* begin DATA SUPPLIED *

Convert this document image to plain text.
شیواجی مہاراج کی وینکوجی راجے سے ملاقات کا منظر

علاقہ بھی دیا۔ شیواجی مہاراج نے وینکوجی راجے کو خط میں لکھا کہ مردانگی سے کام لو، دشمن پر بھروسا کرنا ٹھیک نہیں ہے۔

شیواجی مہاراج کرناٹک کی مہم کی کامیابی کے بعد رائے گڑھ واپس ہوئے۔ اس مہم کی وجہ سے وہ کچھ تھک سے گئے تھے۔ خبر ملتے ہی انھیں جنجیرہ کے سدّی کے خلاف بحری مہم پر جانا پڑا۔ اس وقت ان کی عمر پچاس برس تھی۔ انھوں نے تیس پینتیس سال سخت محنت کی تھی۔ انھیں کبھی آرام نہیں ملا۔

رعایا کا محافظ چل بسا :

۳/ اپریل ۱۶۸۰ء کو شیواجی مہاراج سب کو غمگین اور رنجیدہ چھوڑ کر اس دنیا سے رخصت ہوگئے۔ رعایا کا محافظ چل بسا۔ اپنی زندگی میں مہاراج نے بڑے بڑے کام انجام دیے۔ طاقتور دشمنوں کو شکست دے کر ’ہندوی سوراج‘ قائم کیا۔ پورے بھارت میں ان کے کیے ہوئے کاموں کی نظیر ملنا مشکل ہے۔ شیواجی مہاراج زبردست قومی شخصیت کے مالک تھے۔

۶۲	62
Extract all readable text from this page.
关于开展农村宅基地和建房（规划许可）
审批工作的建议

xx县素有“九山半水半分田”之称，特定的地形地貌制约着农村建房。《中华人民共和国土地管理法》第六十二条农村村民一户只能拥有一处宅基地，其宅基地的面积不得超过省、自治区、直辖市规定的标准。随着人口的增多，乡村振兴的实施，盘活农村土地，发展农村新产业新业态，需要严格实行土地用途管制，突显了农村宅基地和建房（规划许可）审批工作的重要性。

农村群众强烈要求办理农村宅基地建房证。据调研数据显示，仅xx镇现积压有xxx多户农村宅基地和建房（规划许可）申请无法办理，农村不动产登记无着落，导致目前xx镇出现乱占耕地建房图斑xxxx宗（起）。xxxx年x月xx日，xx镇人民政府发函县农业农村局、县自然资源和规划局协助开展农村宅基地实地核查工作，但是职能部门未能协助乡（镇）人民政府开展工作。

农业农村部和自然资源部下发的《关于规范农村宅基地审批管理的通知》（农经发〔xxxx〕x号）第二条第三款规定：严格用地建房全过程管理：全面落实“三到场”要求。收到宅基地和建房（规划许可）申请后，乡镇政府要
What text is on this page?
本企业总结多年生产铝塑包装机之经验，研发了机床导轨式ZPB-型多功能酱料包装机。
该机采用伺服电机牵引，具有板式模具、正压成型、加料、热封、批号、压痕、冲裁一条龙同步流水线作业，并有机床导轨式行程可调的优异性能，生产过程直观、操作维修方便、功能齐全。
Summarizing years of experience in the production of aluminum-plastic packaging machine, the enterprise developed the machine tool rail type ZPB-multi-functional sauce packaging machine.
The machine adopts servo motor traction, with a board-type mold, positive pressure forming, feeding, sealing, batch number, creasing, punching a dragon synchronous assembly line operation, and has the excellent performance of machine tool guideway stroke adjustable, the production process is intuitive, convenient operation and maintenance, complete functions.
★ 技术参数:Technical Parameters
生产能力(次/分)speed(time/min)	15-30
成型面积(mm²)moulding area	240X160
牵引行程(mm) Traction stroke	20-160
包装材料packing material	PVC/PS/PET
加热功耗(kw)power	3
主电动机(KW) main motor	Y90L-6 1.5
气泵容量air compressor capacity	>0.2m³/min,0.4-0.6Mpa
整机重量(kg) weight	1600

* end DATA SUPPLIED *

◆ **REQUIRED TASK**
Reproduce every line of the material above exactly.

◆ **SOLUTION FOR THIS TASK**
Convert this document image to plain text.
شیواجی مہاراج کی وینکوجی راجے سے ملاقات کا منظر

علاقہ بھی دیا۔ شیواجی مہاراج نے وینکوجی راجے کو خط میں لکھا کہ مردانگی سے کام لو، دشمن پر بھروسا کرنا ٹھیک نہیں ہے۔

شیواجی مہاراج کرناٹک کی مہم کی کامیابی کے بعد رائے گڑھ واپس ہوئے۔ اس مہم کی وجہ سے وہ کچھ تھک سے گئے تھے۔ خبر ملتے ہی انھیں جنجیرہ کے سدّی کے خلاف بحری مہم پر جانا پڑا۔ اس وقت ان کی عمر پچاس برس تھی۔ انھوں نے تیس پینتیس سال سخت محنت کی تھی۔ انھیں کبھی آرام نہیں ملا۔

رعایا کا محافظ چل بسا :

۳/ اپریل ۱۶۸۰ء کو شیواجی مہاراج سب کو غمگین اور رنجیدہ چھوڑ کر اس دنیا سے رخصت ہوگئے۔ رعایا کا محافظ چل بسا۔ اپنی زندگی میں مہاراج نے بڑے بڑے کام انجام دیے۔ طاقتور دشمنوں کو شکست دے کر ’ہندوی سوراج‘ قائم کیا۔ پورے بھارت میں ان کے کیے ہوئے کاموں کی نظیر ملنا مشکل ہے۔ شیواجی مہاراج زبردست قومی شخصیت کے مالک تھے۔

۶۲	62
Extract all readable text from this page.
关于开展农村宅基地和建房（规划许可）
审批工作的建议

xx县素有“九山半水半分田”之称，特定的地形地貌制约着农村建房。《中华人民共和国土地管理法》第六十二条农村村民一户只能拥有一处宅基地，其宅基地的面积不得超过省、自治区、直辖市规定的标准。随着人口的增多，乡村振兴的实施，盘活农村土地，发展农村新产业新业态，需要严格实行土地用途管制，突显了农村宅基地和建房（规划许可）审批工作的重要性。

农村群众强烈要求办理农村宅基地建房证。据调研数据显示，仅xx镇现积压有xxx多户农村宅基地和建房（规划许可）申请无法办理，农村不动产登记无着落，导致目前xx镇出现乱占耕地建房图斑xxxx宗（起）。xxxx年x月xx日，xx镇人民政府发函县农业农村局、县自然资源和规划局协助开展农村宅基地实地核查工作，但是职能部门未能协助乡（镇）人民政府开展工作。

农业农村部和自然资源部下发的《关于规范农村宅基地审批管理的通知》（农经发〔xxxx〕x号）第二条第三款规定：严格用地建房全过程管理：全面落实“三到场”要求。收到宅基地和建房（规划许可）申请后，乡镇政府要
What text is on this page?
本企业总结多年生产铝塑包装机之经验，研发了机床导轨式ZPB-型多功能酱料包装机。
该机采用伺服电机牵引，具有板式模具、正压成型、加料、热封、批号、压痕、冲裁一条龙同步流水线作业，并有机床导轨式行程可调的优异性能，生产过程直观、操作维修方便、功能齐全。
Summarizing years of experience in the production of aluminum-plastic packaging machine, the enterprise developed the machine tool rail type ZPB-multi-functional sauce packaging machine.
The machine adopts servo motor traction, with a board-type mold, positive pressure forming, feeding, sealing, batch number, creasing, punching a dragon synchronous assembly line operation, and has the excellent performance of machine tool guideway stroke adjustable, the production process is intuitive, convenient operation and maintenance, complete functions.
★ 技术参数:Technical Parameters
生产能力(次/分)speed(time/min)	15-30
成型面积(mm²)moulding area	240X160
牵引行程(mm) Traction stroke	20-160
包装材料packing material	PVC/PS/PET
加热功耗(kw)power	3
主电动机(KW) main motor	Y90L-6 1.5
气泵容量air compressor capacity	>0.2m³/min,0.4-0.6Mpa
整机重量(kg) weight	1600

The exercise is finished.